Rewrite the material from its first line up to and including the line containing "208, 583, 228]" as a numbered list, leaving out any blank lines.

--

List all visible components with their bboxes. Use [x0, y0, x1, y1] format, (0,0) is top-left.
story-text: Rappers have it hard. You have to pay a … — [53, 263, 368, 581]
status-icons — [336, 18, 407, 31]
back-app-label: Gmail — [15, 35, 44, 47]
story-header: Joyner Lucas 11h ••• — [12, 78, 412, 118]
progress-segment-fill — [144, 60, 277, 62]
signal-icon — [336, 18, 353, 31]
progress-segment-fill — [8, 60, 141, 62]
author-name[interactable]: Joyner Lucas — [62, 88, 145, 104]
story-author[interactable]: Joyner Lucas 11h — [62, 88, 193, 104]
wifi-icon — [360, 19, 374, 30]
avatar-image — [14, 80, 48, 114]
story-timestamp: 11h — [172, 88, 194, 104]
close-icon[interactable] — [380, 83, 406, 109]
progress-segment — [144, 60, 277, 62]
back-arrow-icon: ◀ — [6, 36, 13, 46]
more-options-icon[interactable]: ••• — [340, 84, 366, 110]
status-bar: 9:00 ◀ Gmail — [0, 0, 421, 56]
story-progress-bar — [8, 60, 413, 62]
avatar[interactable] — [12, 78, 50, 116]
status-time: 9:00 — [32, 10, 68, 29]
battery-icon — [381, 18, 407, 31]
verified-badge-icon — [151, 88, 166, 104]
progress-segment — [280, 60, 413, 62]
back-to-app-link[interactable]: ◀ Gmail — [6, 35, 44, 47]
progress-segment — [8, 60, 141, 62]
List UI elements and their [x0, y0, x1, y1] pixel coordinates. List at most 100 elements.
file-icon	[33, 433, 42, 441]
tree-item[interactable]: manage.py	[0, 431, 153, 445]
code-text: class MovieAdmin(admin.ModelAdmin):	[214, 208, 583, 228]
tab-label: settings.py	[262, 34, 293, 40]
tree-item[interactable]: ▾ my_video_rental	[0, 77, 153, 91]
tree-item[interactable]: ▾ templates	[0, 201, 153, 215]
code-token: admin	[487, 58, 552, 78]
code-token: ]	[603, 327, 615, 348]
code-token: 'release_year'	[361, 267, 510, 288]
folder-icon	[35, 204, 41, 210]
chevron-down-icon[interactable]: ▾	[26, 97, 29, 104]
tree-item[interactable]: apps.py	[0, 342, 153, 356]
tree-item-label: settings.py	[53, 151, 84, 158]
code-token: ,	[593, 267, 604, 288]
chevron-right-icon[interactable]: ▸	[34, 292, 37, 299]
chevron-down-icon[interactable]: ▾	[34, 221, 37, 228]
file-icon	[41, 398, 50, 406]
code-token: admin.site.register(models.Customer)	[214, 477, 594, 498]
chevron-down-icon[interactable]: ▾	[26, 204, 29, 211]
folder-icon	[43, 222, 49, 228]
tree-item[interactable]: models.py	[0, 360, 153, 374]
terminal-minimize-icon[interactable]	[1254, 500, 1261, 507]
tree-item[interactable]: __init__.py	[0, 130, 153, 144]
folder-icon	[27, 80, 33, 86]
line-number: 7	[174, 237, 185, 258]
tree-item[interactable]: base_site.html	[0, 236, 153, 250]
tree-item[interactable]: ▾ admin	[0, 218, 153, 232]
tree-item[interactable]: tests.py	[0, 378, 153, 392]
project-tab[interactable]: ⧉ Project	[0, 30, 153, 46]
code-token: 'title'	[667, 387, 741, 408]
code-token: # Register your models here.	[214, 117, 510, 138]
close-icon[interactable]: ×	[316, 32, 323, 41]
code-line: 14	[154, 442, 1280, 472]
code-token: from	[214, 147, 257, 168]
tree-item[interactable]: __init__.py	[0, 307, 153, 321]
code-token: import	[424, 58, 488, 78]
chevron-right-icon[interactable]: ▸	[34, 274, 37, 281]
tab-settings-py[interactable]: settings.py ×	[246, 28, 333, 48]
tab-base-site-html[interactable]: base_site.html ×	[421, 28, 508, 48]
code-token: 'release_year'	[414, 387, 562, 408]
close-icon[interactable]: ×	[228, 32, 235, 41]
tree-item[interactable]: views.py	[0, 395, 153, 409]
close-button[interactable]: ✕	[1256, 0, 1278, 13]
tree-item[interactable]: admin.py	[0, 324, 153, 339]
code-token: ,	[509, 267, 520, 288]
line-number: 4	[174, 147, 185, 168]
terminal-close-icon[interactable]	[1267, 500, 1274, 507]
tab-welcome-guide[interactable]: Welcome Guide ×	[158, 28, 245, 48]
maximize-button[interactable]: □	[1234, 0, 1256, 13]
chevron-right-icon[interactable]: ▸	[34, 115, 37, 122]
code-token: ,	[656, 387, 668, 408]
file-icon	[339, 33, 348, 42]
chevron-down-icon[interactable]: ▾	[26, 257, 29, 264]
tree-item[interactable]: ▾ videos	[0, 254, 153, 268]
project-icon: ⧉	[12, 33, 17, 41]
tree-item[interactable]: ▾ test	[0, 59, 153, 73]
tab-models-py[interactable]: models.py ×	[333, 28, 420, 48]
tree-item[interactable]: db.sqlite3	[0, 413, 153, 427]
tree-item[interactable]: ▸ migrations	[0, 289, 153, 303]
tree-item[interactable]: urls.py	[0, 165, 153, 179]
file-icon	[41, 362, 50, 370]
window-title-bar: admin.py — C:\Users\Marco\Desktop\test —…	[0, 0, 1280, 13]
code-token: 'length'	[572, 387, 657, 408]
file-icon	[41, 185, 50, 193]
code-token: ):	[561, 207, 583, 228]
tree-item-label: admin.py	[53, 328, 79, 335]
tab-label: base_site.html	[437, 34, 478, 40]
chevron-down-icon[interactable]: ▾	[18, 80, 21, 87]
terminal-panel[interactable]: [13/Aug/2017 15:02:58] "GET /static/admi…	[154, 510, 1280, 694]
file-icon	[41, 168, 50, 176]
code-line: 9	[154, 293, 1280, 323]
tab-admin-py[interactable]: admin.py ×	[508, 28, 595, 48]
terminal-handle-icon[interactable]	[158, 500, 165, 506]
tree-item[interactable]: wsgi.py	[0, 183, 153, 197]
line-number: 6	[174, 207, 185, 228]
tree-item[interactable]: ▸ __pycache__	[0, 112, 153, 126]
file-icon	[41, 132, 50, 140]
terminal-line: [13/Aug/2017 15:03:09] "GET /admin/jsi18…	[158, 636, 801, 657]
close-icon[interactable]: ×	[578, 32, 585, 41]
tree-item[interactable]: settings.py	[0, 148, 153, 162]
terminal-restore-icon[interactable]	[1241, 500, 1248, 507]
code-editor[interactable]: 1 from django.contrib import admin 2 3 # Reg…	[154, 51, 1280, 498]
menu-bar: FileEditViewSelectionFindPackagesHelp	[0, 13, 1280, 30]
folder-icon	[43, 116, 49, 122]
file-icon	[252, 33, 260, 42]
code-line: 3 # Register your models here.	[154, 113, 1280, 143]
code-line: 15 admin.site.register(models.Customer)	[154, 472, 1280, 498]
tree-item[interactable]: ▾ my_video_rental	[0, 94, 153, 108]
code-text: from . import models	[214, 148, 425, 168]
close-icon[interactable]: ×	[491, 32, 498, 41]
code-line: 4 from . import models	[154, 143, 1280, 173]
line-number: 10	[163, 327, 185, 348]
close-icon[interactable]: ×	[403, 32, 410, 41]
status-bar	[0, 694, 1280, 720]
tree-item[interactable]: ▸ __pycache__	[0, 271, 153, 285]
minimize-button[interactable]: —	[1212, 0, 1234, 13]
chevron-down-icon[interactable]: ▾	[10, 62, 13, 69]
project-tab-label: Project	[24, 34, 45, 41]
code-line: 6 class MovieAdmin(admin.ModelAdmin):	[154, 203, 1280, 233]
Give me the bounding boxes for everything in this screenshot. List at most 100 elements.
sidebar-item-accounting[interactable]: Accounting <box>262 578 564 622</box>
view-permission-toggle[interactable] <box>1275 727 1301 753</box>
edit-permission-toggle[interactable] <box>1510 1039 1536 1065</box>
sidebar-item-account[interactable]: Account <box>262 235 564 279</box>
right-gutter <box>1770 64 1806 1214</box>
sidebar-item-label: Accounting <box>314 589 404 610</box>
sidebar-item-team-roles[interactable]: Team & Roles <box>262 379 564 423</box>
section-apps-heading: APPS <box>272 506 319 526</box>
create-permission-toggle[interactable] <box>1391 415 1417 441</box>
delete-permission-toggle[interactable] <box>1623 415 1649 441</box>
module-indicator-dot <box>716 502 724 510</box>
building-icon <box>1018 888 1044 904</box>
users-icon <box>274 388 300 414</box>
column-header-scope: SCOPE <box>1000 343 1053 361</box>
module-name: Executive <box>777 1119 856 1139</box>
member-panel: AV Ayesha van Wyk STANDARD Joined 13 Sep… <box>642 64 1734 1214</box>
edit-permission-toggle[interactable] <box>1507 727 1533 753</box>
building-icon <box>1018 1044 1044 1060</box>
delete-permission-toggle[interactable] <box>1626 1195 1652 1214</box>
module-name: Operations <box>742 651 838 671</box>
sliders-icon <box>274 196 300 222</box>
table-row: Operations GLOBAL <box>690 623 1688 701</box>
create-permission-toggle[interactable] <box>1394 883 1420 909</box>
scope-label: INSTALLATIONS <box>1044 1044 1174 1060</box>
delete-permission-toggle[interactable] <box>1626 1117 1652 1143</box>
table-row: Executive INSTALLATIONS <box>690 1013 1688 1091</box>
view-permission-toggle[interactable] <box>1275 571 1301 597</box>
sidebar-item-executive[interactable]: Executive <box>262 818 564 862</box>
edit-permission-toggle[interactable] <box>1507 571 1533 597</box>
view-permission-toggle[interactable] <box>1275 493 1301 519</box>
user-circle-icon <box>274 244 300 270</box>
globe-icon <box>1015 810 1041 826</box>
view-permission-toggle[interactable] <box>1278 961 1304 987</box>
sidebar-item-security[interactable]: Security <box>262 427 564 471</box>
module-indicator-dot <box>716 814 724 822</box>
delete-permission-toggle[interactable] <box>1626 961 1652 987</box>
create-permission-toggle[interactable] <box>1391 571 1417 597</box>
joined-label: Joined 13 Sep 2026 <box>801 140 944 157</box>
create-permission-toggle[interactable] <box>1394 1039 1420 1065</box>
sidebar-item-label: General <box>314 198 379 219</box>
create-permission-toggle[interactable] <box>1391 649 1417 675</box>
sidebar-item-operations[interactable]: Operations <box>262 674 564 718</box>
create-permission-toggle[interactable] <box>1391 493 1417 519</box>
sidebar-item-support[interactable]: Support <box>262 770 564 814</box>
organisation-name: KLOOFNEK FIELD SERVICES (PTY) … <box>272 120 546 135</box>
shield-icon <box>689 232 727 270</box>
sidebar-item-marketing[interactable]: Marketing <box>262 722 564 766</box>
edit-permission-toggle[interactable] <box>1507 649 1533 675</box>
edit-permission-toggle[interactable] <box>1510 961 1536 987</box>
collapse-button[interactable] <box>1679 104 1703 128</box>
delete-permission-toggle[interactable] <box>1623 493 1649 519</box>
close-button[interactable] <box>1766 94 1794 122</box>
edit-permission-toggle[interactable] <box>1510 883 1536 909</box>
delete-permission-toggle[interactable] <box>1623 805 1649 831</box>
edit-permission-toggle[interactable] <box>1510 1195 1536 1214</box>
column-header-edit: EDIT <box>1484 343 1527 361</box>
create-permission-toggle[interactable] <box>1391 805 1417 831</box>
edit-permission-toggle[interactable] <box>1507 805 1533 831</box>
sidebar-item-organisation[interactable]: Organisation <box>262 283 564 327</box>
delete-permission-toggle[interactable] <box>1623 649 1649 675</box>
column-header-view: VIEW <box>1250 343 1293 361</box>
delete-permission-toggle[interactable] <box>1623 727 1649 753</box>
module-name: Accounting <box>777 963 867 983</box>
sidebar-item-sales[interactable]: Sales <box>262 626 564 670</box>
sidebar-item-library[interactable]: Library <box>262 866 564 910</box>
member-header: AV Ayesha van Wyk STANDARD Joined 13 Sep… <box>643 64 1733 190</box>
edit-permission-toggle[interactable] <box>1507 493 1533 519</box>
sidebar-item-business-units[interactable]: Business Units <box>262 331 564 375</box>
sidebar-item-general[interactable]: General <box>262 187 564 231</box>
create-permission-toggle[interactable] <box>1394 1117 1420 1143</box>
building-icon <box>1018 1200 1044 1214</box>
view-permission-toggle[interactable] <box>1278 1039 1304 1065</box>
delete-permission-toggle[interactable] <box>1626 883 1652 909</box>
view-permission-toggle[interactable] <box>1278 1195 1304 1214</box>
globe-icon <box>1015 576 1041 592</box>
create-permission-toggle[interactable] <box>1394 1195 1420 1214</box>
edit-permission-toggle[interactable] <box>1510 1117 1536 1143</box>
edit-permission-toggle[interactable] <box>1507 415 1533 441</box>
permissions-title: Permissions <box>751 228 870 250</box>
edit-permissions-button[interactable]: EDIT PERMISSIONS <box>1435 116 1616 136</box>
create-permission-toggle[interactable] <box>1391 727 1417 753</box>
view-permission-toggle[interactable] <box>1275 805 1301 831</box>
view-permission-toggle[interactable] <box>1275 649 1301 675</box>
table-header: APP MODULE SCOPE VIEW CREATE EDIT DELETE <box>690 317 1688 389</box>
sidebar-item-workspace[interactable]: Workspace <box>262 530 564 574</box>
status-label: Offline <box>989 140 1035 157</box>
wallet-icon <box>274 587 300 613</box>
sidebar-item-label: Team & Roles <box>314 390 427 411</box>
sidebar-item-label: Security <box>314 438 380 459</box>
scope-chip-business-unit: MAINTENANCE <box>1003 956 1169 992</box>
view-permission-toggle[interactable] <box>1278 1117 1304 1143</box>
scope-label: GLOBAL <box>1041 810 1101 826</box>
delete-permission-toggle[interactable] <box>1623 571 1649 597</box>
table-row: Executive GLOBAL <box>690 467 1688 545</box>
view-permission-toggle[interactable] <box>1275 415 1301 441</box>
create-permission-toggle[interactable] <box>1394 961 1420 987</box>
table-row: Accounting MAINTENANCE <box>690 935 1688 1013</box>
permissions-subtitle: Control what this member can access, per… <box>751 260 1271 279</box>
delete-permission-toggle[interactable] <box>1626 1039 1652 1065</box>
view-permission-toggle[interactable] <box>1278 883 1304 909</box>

--

• [Reply]:
1. List all visible components with their bboxes. Use [x0, y0, x1, y1] format, (0,0) is top-left.
2. story-text: Rappers have it hard. You have to pay a … — [53, 263, 368, 581]
3. status-icons — [336, 18, 407, 31]
4. back-app-label: Gmail — [15, 35, 44, 47]
5. story-header: Joyner Lucas 11h ••• — [12, 78, 412, 118]
6. progress-segment-fill — [144, 60, 277, 62]
7. signal-icon — [336, 18, 353, 31]
8. progress-segment-fill — [8, 60, 141, 62]
9. author-name[interactable]: Joyner Lucas — [62, 88, 145, 104]
10. story-author[interactable]: Joyner Lucas 11h — [62, 88, 193, 104]
11. wifi-icon — [360, 19, 374, 30]
12. avatar-image — [14, 80, 48, 114]
13. story-timestamp: 11h — [172, 88, 194, 104]
14. close-icon[interactable] — [380, 83, 406, 109]
15. progress-segment — [144, 60, 277, 62]
16. back-arrow-icon: ◀ — [6, 36, 13, 46]
17. more-options-icon[interactable]: ••• — [340, 84, 366, 110]
18. status-bar: 9:00 ◀ Gmail — [0, 0, 421, 56]
19. story-progress-bar — [8, 60, 413, 62]
20. avatar[interactable] — [12, 78, 50, 116]
21. status-time: 9:00 — [32, 10, 68, 29]
22. battery-icon — [381, 18, 407, 31]
23. verified-badge-icon — [151, 88, 166, 104]
24. progress-segment — [280, 60, 413, 62]
25. back-to-app-link[interactable]: ◀ Gmail — [6, 35, 44, 47]
26. progress-segment — [8, 60, 141, 62]
27. List UI elements and their [x0, y0, x1, y1] pixel coordinates. List at most 100 elements.
28. file-icon	[33, 433, 42, 441]
29. tree-item[interactable]: manage.py	[0, 431, 153, 445]
30. code-text: class MovieAdmin(admin.ModelAdmin):	[214, 208, 583, 228]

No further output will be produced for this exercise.